Using the data beneath, show every line that includes the word "barrel".

[Figure record listings]
+++

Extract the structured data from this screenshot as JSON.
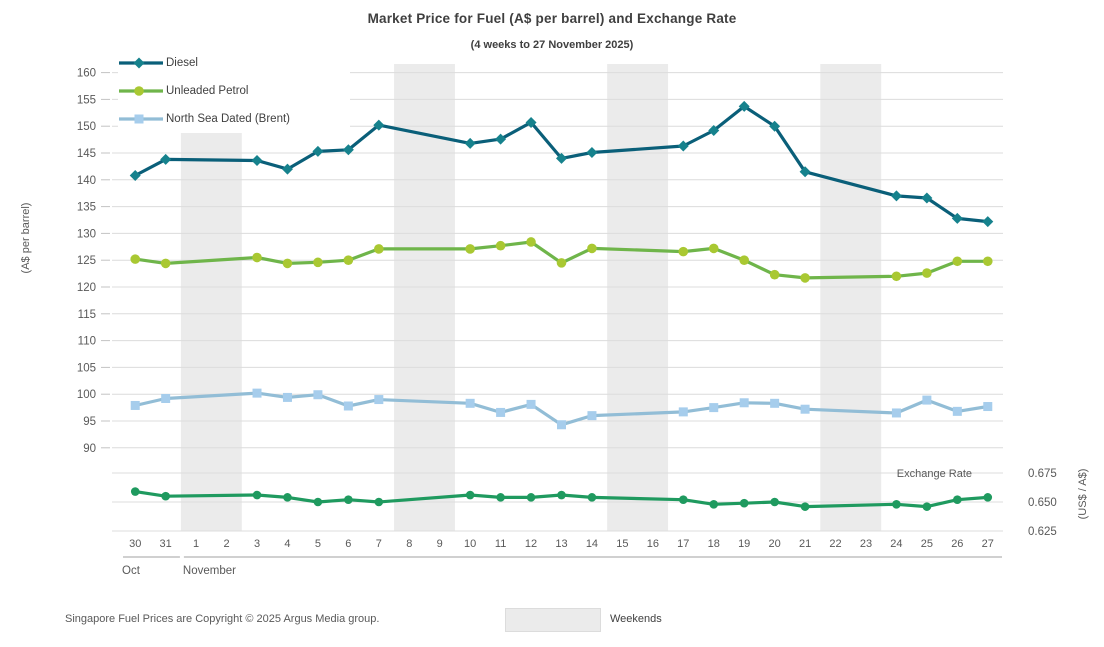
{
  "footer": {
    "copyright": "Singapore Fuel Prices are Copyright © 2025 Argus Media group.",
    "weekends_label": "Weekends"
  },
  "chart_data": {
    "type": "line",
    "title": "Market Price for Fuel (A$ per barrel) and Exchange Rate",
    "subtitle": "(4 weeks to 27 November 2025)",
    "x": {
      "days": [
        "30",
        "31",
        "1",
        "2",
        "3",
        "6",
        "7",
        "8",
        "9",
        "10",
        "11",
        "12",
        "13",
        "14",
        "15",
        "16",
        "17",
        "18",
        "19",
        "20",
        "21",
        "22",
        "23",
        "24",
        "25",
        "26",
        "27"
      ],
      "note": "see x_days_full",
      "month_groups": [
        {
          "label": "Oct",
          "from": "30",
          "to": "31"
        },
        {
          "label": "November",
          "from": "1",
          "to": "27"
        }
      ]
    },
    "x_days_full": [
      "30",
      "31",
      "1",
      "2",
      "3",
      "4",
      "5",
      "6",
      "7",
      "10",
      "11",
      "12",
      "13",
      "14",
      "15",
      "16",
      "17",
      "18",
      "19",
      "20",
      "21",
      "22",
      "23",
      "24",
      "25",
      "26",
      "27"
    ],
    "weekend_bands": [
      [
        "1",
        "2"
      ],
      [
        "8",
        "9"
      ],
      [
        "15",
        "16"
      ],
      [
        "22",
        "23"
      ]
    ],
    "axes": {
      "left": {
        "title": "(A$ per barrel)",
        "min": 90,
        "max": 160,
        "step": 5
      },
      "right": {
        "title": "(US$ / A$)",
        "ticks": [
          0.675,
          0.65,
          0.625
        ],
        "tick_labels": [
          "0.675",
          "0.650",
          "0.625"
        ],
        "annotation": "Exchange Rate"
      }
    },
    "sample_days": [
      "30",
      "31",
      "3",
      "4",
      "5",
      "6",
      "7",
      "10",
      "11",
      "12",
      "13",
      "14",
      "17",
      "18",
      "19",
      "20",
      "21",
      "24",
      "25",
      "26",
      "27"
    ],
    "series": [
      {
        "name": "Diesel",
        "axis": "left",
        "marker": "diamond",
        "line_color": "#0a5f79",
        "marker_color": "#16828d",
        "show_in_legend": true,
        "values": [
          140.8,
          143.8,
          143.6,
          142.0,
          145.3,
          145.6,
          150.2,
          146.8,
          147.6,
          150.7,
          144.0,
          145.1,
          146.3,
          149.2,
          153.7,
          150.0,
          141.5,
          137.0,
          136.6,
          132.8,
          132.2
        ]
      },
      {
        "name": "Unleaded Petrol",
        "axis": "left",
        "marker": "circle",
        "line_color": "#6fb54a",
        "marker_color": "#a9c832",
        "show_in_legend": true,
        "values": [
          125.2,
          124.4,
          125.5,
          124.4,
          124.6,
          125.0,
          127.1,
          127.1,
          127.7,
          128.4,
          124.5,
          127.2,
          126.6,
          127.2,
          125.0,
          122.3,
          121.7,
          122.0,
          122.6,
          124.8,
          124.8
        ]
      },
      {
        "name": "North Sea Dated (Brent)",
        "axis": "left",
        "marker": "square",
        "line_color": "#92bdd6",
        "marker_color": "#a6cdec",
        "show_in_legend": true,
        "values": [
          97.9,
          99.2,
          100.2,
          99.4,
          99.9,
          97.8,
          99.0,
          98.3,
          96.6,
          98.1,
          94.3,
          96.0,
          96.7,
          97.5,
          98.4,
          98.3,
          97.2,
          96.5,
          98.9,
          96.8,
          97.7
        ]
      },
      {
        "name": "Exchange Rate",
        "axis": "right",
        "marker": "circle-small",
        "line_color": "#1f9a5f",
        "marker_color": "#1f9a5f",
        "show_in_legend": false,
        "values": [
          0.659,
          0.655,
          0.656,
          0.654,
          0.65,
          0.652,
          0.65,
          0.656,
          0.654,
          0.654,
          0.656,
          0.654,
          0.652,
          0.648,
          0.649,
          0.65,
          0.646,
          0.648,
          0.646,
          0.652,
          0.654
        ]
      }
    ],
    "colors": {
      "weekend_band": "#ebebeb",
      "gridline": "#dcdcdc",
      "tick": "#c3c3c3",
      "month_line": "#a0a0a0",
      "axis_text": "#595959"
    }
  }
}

+++

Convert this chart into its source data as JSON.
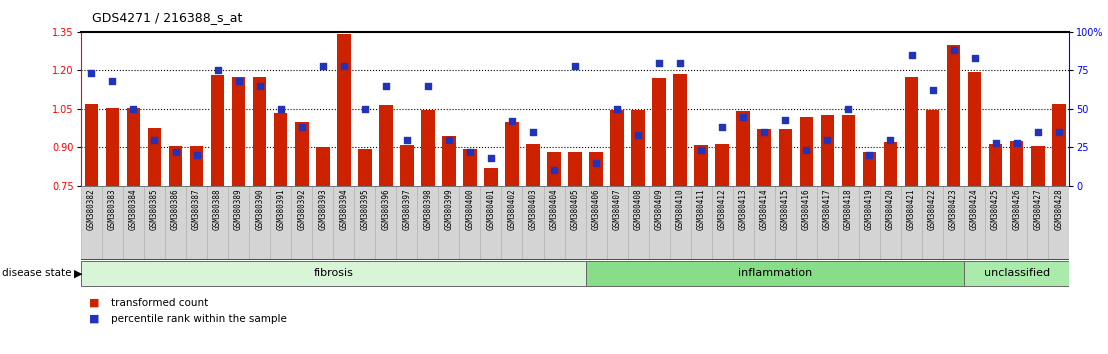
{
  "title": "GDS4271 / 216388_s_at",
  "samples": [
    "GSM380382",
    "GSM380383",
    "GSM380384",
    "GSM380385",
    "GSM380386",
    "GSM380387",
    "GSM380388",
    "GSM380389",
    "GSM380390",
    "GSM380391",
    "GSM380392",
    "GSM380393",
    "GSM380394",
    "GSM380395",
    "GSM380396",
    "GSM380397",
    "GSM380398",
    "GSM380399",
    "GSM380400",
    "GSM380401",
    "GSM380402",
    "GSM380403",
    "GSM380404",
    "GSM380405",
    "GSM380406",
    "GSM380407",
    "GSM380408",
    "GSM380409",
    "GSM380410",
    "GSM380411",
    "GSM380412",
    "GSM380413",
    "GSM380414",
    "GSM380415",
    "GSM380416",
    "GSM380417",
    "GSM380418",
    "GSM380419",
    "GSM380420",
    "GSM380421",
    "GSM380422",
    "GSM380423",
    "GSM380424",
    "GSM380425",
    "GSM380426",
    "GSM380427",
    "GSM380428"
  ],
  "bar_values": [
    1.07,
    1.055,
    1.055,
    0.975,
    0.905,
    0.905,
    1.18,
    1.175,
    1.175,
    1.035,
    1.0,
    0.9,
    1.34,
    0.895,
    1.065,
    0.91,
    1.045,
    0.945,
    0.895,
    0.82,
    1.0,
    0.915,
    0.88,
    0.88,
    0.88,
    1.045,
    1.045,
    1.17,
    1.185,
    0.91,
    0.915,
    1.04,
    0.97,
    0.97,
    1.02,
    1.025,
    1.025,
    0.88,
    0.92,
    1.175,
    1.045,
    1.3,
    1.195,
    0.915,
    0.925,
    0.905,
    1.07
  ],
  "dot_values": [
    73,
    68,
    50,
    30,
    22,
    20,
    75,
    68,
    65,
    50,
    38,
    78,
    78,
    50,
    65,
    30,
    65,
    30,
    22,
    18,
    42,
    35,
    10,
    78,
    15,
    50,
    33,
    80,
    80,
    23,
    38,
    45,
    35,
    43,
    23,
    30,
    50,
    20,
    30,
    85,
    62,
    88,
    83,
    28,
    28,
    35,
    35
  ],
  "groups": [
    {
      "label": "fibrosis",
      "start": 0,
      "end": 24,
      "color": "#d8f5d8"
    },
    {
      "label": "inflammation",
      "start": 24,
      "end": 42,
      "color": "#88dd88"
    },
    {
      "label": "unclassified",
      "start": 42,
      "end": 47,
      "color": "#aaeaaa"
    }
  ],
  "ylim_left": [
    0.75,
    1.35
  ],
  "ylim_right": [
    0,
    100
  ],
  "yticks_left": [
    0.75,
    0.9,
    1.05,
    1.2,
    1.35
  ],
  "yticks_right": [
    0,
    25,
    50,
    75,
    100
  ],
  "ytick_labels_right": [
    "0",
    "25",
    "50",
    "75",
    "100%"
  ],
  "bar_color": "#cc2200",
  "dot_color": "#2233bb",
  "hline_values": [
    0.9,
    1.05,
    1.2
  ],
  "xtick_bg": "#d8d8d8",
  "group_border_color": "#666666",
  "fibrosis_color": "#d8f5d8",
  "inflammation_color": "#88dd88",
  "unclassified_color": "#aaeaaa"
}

+++

Result
    "title": "Market Price for Fuel (A$ per barrel) and Exchange Rate",
        "title": "(A$ per barrel)",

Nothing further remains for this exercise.